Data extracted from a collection
[Start]
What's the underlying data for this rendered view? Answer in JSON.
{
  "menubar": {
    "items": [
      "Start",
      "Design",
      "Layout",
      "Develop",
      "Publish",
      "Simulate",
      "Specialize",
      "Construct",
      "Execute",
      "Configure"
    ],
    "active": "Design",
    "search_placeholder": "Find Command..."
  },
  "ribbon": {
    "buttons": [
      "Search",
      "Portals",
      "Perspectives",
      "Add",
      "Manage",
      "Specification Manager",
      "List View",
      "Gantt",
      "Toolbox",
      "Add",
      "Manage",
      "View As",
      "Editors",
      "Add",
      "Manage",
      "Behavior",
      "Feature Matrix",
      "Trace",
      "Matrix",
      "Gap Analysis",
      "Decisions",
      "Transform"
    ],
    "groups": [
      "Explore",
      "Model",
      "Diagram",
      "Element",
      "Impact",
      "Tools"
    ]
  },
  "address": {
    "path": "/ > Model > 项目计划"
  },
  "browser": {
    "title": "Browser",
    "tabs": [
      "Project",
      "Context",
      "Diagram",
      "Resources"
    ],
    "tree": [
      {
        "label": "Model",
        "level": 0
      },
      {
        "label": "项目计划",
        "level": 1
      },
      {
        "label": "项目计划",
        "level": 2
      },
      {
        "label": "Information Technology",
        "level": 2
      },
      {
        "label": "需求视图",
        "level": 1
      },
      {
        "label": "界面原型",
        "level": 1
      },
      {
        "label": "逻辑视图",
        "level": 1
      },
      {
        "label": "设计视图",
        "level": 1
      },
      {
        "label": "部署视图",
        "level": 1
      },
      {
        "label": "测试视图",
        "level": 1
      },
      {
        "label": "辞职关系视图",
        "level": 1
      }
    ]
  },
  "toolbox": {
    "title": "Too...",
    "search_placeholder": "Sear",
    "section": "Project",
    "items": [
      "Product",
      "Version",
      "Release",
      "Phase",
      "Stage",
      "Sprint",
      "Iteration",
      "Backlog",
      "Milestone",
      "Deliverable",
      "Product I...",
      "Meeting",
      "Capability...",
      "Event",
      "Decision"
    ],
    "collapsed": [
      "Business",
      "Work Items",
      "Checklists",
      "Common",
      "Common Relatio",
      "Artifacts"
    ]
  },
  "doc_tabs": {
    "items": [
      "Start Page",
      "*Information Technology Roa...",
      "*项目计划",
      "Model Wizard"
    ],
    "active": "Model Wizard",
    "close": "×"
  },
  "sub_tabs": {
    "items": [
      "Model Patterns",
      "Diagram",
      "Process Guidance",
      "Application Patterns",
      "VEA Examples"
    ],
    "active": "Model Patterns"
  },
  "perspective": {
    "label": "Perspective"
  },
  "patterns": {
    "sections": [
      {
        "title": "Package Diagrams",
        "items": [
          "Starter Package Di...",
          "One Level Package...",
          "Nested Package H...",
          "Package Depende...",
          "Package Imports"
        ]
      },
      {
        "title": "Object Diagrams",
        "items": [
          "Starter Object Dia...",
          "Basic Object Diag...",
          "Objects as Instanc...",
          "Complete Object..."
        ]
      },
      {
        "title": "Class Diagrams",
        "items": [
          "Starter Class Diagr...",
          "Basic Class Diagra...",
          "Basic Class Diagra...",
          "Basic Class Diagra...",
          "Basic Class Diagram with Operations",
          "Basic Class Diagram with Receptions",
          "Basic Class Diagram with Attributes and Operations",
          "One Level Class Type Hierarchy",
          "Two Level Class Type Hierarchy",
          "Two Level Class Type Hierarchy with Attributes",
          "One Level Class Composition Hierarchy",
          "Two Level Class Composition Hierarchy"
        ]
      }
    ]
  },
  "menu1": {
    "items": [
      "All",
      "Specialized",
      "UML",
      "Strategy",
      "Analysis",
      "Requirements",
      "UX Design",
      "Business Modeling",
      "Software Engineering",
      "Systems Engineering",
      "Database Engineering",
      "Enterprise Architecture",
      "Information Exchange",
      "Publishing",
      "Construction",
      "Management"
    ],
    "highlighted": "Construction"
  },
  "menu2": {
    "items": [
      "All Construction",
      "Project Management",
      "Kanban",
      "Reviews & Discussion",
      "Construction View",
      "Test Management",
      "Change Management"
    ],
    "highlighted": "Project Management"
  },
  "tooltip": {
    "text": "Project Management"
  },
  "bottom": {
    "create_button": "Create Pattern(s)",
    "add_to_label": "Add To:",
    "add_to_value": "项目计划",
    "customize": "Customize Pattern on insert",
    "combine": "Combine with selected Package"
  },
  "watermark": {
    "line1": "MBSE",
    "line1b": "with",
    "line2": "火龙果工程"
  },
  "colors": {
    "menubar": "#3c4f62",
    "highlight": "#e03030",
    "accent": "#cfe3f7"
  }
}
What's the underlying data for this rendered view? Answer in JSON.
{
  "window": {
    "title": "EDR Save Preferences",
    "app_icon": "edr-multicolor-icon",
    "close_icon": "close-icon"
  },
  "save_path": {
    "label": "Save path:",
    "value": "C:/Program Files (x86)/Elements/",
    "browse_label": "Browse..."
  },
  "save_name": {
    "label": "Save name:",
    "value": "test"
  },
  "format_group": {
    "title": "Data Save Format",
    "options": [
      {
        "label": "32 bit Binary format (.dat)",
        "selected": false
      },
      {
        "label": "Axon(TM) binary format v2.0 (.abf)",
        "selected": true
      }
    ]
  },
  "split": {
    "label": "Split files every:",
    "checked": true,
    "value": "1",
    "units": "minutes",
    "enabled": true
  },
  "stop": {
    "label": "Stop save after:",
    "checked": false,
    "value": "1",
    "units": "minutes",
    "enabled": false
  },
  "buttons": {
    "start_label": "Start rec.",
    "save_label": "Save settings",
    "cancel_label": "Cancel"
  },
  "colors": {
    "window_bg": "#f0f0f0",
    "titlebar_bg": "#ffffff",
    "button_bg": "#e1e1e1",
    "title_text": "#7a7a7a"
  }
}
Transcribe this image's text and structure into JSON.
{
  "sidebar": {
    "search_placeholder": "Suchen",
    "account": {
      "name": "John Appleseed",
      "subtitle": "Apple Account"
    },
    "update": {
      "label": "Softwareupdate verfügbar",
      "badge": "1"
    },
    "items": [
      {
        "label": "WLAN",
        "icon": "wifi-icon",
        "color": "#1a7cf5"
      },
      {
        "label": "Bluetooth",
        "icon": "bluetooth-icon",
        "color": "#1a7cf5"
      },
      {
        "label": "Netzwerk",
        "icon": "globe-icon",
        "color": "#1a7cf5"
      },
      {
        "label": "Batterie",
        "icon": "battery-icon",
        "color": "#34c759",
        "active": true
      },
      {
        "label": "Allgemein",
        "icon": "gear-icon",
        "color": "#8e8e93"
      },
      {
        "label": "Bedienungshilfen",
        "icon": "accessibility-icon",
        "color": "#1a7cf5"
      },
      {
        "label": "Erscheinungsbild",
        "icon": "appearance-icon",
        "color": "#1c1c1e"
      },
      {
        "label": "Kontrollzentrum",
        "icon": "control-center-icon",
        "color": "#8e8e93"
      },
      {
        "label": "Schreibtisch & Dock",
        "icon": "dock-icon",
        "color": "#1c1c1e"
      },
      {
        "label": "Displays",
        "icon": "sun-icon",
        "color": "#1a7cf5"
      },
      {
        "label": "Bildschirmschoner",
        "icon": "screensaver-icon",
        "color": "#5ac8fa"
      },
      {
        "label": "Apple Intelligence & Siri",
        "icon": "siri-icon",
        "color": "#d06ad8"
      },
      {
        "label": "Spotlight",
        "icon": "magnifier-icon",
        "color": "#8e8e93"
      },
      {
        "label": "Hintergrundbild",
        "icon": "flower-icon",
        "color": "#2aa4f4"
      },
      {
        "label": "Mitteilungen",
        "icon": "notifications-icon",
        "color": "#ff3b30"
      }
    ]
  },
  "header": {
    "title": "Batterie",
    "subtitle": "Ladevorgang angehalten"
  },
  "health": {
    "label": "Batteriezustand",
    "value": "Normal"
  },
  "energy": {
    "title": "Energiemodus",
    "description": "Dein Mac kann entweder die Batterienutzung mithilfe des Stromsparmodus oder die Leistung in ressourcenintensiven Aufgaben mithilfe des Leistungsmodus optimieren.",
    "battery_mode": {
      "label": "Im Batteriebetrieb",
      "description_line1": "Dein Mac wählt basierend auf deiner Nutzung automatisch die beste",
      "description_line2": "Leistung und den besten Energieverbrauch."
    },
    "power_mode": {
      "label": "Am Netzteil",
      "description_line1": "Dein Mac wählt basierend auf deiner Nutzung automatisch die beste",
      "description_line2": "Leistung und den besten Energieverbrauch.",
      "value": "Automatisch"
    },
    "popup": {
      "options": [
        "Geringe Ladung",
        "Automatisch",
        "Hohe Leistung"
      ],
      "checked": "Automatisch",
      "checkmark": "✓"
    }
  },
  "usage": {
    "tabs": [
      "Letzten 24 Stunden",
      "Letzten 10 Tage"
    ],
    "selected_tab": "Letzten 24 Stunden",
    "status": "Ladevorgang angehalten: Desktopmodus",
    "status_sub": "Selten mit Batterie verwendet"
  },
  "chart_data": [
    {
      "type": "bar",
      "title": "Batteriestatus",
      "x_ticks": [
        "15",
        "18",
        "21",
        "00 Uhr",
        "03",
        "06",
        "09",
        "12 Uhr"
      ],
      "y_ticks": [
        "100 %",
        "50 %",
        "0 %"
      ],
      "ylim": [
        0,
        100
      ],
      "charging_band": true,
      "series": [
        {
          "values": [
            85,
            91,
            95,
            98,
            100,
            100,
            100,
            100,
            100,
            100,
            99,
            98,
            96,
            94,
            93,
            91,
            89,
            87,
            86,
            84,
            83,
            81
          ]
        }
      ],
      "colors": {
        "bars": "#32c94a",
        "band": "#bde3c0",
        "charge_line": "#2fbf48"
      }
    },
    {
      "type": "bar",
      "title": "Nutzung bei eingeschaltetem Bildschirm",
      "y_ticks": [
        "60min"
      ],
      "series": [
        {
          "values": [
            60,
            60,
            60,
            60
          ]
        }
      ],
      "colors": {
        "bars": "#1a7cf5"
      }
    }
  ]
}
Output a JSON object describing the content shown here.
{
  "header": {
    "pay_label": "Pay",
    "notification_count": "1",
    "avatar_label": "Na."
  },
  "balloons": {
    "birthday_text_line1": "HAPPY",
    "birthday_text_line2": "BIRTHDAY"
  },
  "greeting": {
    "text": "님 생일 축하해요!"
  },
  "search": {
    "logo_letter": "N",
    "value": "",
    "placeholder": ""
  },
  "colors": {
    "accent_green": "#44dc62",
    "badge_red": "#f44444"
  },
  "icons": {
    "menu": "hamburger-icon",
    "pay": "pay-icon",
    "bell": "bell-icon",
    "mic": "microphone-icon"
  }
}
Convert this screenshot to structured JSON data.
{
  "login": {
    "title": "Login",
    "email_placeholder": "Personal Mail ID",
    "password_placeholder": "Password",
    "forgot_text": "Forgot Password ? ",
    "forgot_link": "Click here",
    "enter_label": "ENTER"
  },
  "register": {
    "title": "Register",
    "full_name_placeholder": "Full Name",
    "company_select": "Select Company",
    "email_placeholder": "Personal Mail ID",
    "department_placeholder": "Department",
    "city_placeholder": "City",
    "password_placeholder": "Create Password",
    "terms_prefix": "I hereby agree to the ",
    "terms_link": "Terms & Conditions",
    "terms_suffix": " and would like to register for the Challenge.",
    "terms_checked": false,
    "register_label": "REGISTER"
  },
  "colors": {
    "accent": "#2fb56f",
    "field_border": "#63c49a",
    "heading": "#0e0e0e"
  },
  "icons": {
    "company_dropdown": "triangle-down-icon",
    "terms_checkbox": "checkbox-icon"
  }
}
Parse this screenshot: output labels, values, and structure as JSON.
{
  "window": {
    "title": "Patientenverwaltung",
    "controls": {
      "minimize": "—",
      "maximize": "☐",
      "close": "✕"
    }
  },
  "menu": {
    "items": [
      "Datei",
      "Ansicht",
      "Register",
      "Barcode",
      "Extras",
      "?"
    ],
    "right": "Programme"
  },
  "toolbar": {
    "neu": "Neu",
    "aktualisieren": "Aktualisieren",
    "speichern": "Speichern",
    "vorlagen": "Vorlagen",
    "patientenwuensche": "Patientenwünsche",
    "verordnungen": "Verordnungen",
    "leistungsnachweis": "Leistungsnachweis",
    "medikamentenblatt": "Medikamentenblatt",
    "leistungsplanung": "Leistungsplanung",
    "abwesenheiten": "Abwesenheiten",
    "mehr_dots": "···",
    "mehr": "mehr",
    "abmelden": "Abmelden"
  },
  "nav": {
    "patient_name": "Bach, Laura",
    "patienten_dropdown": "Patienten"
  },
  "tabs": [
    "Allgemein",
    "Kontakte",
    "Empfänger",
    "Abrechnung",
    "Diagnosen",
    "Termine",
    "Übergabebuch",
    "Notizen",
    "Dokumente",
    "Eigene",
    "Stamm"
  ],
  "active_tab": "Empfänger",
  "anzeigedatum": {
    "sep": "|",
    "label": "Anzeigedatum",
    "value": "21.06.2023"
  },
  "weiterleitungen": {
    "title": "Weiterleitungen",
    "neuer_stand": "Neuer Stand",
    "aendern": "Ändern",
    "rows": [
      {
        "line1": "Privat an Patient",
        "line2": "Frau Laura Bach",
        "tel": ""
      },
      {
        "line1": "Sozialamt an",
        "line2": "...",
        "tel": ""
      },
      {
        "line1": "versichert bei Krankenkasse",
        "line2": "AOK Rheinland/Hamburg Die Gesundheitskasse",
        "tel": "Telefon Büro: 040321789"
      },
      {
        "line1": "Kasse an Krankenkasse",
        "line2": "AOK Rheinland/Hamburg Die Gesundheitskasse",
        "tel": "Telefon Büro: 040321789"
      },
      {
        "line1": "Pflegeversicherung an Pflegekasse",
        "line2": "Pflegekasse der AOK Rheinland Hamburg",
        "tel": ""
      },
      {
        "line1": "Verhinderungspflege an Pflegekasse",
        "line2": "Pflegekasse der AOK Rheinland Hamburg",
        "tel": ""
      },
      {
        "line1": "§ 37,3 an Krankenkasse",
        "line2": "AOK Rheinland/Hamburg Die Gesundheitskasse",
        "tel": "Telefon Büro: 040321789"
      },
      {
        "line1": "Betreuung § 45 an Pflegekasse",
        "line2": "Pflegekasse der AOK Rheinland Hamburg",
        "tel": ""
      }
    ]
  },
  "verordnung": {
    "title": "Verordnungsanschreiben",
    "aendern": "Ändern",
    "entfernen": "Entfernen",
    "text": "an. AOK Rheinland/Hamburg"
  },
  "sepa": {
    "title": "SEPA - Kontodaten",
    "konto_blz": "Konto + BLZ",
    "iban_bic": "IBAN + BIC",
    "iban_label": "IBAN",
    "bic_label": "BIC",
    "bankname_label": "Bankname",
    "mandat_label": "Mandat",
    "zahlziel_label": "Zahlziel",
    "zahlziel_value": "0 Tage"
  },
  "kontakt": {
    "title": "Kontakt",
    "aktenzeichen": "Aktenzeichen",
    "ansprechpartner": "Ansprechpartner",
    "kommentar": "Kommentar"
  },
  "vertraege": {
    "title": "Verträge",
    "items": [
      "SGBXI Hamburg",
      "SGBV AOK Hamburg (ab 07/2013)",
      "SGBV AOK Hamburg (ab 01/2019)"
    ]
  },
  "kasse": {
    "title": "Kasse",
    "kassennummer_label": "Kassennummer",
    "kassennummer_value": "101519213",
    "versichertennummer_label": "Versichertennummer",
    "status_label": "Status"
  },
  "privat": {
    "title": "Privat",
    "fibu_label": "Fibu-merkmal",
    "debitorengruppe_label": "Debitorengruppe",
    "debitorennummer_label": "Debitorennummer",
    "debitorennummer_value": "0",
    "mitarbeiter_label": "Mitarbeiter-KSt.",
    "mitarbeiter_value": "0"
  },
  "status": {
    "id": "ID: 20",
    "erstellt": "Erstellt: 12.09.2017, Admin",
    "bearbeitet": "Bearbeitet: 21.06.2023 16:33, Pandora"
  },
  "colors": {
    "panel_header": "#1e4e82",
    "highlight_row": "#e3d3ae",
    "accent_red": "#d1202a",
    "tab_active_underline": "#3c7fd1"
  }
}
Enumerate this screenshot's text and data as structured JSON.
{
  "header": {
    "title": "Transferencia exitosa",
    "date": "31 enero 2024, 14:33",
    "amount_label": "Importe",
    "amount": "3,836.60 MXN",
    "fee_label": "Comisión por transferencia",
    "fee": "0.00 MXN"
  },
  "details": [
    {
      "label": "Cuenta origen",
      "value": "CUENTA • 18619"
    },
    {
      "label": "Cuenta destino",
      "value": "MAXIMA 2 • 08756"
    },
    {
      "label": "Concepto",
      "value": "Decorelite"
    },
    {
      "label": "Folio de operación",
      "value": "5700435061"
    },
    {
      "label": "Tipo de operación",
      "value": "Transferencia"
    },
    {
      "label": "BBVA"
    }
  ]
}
[End]
◆ **Written request**: Return only those lines of the records that contain the string "Energieverbrauch".

◆ **Reply to the task**:
      "description_line2": "Leistung und den besten Energieverbrauch."
      "description_line2": "Leistung und den besten Energieverbrauch.",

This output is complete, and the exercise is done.